Transcribe the whole listing below without changing a word, but leave out every image.

**DATA FOR THIS TASK**
====
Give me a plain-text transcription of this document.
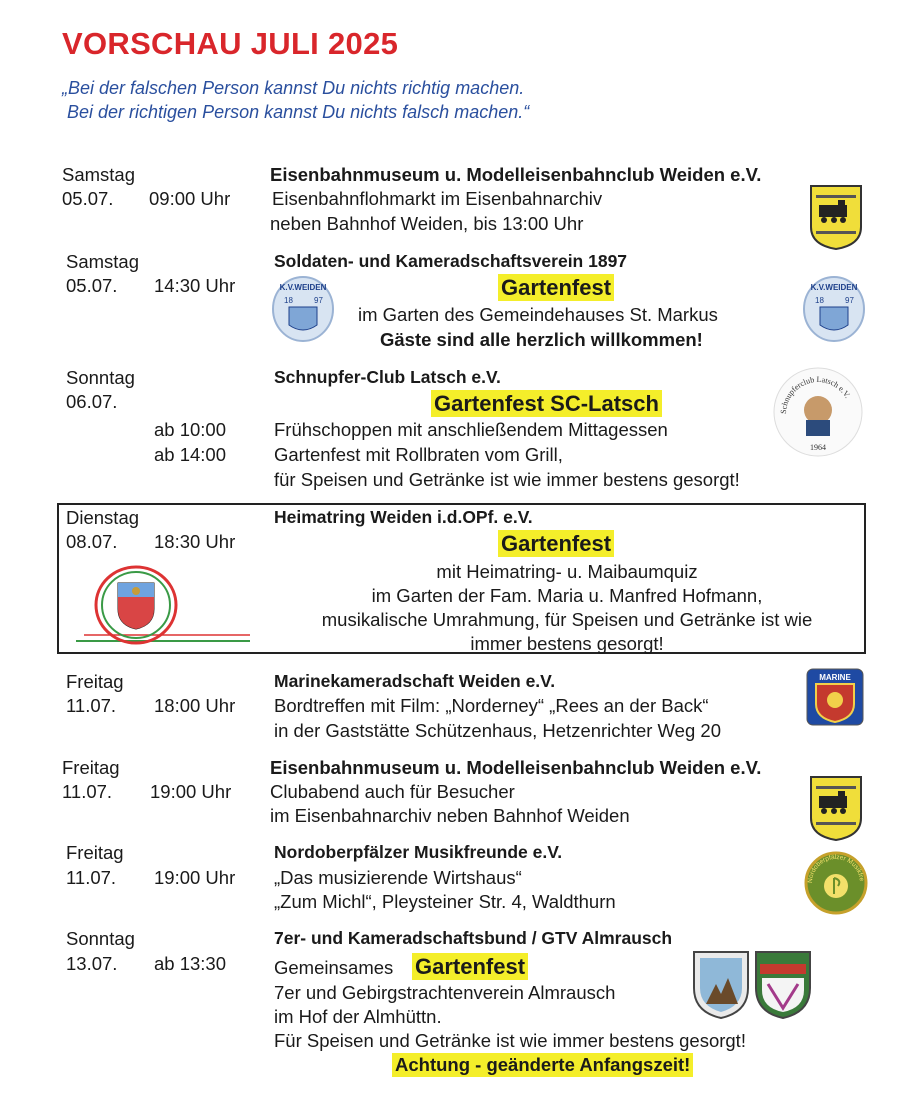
VORSCHAU JULI 2025
„Bei der falschen Person kannst Du nichts richtig machen.
Bei der richtigen Person kannst Du nichts falsch machen.“
Samstag
05.07. 09:00 Uhr
Eisenbahnmuseum u. Modelleisenbahnclub Weiden e.V.
Eisenbahnflohmarkt im Eisenbahnarchiv
neben Bahnhof Weiden, bis 13:00 Uhr
Samstag
05.07. 14:30 Uhr
Soldaten- und Kameradschaftsverein 1897
Gartenfest
im Garten des Gemeindehauses St. Markus
Gäste sind alle herzlich willkommen!
K.V.WEIDEN
18	97
K.V.WEIDEN
18	97
Sonntag
06.07.
ab 10:00
ab 14:00
Schnupfer-Club Latsch e.V.
Gartenfest SC-Latsch
Frühschoppen mit anschließendem Mittagessen
Gartenfest mit Rollbraten vom Grill,
für Speisen und Getränke ist wie immer bestens gesorgt!
Schnupferclub Latsch e.V.
1964
Dienstag
08.07. 18:30 Uhr
Heimatring Weiden i.d.OPf. e.V.
Gartenfest
mit Heimatring- u. Maibaumquiz
im Garten der Fam. Maria u. Manfred Hofmann,
musikalische Umrahmung, für Speisen und Getränke ist wie
immer bestens gesorgt!
Freitag
11.07. 18:00 Uhr
Marinekameradschaft Weiden e.V.
Bordtreffen mit Film: „Norderney“ „Rees an der Back“
in der Gaststätte Schützenhaus, Hetzenrichter Weg 20
MARINE
Freitag
11.07. 19:00 Uhr
Eisenbahnmuseum u. Modelleisenbahnclub Weiden e.V.
Clubabend auch für Besucher
im Eisenbahnarchiv neben Bahnhof Weiden
Freitag
11.07. 19:00 Uhr
Nordoberpfälzer Musikfreunde e.V.
„Das musizierende Wirtshaus“
„Zum Michl“, Pleysteiner Str. 4, Waldthurn
Nordoberpfälzer Musikfre
Sonntag
13.07. ab 13:30
7er- und Kameradschaftsbund / GTV Almrausch
Gemeinsames Gartenfest
7er und Gebirgstrachtenverein Almrausch
im Hof der Almhüttn.
Für Speisen und Getränke ist wie immer bestens gesorgt!
Achtung - geänderte Anfangszeit!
====
**CORRECT RESPONSE**
Give me a plain-text transcription of this document.
VORSCHAU JULI 2025
„Bei der falschen Person kannst Du nichts richtig machen.
Bei der richtigen Person kannst Du nichts falsch machen.“
Samstag
05.07. 09:00 Uhr
Eisenbahnmuseum u. Modelleisenbahnclub Weiden e.V.
Eisenbahnflohmarkt im Eisenbahnarchiv
neben Bahnhof Weiden, bis 13:00 Uhr
Samstag
05.07. 14:30 Uhr
Soldaten- und Kameradschaftsverein 1897
Gartenfest
im Garten des Gemeindehauses St. Markus
Gäste sind alle herzlich willkommen!
K.V.WEIDEN
18	97
K.V.WEIDEN
18	97
Sonntag
06.07.
ab 10:00
ab 14:00
Schnupfer-Club Latsch e.V.
Gartenfest SC-Latsch
Frühschoppen mit anschließendem Mittagessen
Gartenfest mit Rollbraten vom Grill,
für Speisen und Getränke ist wie immer bestens gesorgt!
Schnupferclub Latsch e.V.
1964
Dienstag
08.07. 18:30 Uhr
Heimatring Weiden i.d.OPf. e.V.
Gartenfest
mit Heimatring- u. Maibaumquiz
im Garten der Fam. Maria u. Manfred Hofmann,
musikalische Umrahmung, für Speisen und Getränke ist wie
immer bestens gesorgt!
Freitag
11.07. 18:00 Uhr
Marinekameradschaft Weiden e.V.
Bordtreffen mit Film: „Norderney“ „Rees an der Back“
in der Gaststätte Schützenhaus, Hetzenrichter Weg 20
MARINE
Freitag
11.07. 19:00 Uhr
Eisenbahnmuseum u. Modelleisenbahnclub Weiden e.V.
Clubabend auch für Besucher
im Eisenbahnarchiv neben Bahnhof Weiden
Freitag
11.07. 19:00 Uhr
Nordoberpfälzer Musikfreunde e.V.
„Das musizierende Wirtshaus“
„Zum Michl“, Pleysteiner Str. 4, Waldthurn
Nordoberpfälzer Musikfre
Sonntag
13.07. ab 13:30
7er- und Kameradschaftsbund / GTV Almrausch
Gemeinsames Gartenfest
7er und Gebirgstrachtenverein Almrausch
im Hof der Almhüttn.
Für Speisen und Getränke ist wie immer bestens gesorgt!
Achtung - geänderte Anfangszeit!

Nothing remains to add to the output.